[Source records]
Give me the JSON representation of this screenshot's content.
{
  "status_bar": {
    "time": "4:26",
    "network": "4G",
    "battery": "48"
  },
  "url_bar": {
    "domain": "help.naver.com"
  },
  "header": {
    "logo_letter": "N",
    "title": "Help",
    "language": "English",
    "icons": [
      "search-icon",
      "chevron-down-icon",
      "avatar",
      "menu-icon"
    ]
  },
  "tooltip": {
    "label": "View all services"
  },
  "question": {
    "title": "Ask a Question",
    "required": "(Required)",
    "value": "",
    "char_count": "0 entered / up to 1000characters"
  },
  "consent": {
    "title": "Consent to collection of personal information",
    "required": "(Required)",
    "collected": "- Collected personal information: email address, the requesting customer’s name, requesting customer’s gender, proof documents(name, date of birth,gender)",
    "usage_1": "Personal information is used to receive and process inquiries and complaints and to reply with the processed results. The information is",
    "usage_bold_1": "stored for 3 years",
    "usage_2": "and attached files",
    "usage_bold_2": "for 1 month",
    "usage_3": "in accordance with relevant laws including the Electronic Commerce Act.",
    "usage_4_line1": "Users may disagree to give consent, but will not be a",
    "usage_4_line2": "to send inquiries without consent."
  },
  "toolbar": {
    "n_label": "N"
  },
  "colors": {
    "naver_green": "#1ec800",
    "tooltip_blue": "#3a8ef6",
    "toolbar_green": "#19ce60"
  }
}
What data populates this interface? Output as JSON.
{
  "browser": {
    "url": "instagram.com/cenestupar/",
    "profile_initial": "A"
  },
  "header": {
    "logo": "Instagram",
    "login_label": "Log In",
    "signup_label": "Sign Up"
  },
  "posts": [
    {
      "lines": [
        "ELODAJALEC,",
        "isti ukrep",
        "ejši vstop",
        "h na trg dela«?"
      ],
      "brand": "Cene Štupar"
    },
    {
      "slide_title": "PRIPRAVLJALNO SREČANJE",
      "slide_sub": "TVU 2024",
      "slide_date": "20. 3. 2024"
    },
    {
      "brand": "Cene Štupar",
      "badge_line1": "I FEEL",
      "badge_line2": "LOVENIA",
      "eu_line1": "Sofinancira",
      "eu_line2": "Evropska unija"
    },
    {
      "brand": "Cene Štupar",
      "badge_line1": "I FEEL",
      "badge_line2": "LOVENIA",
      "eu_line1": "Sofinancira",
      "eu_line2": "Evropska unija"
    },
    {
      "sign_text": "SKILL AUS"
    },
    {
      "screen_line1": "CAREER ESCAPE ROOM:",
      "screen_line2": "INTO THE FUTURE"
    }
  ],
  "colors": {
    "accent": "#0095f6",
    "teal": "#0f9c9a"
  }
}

• **GOAL OF THE EXERCISE**:
Repeat exactly the lines from the one containing "What data populates" through the last line of the records above, both included, and nothing else.

• **EXERCISE ANSWER**:
What data populates this interface? Output as JSON.
{
  "browser": {
    "url": "instagram.com/cenestupar/",
    "profile_initial": "A"
  },
  "header": {
    "logo": "Instagram",
    "login_label": "Log In",
    "signup_label": "Sign Up"
  },
  "posts": [
    {
      "lines": [
        "ELODAJALEC,",
        "isti ukrep",
        "ejši vstop",
        "h na trg dela«?"
      ],
      "brand": "Cene Štupar"
    },
    {
      "slide_title": "PRIPRAVLJALNO SREČANJE",
      "slide_sub": "TVU 2024",
      "slide_date": "20. 3. 2024"
    },
    {
      "brand": "Cene Štupar",
      "badge_line1": "I FEEL",
      "badge_line2": "LOVENIA",
      "eu_line1": "Sofinancira",
      "eu_line2": "Evropska unija"
    },
    {
      "brand": "Cene Štupar",
      "badge_line1": "I FEEL",
      "badge_line2": "LOVENIA",
      "eu_line1": "Sofinancira",
      "eu_line2": "Evropska unija"
    },
    {
      "sign_text": "SKILL AUS"
    },
    {
      "screen_line1": "CAREER ESCAPE ROOM:",
      "screen_line2": "INTO THE FUTURE"
    }
  ],
  "colors": {
    "accent": "#0095f6",
    "teal": "#0f9c9a"
  }
}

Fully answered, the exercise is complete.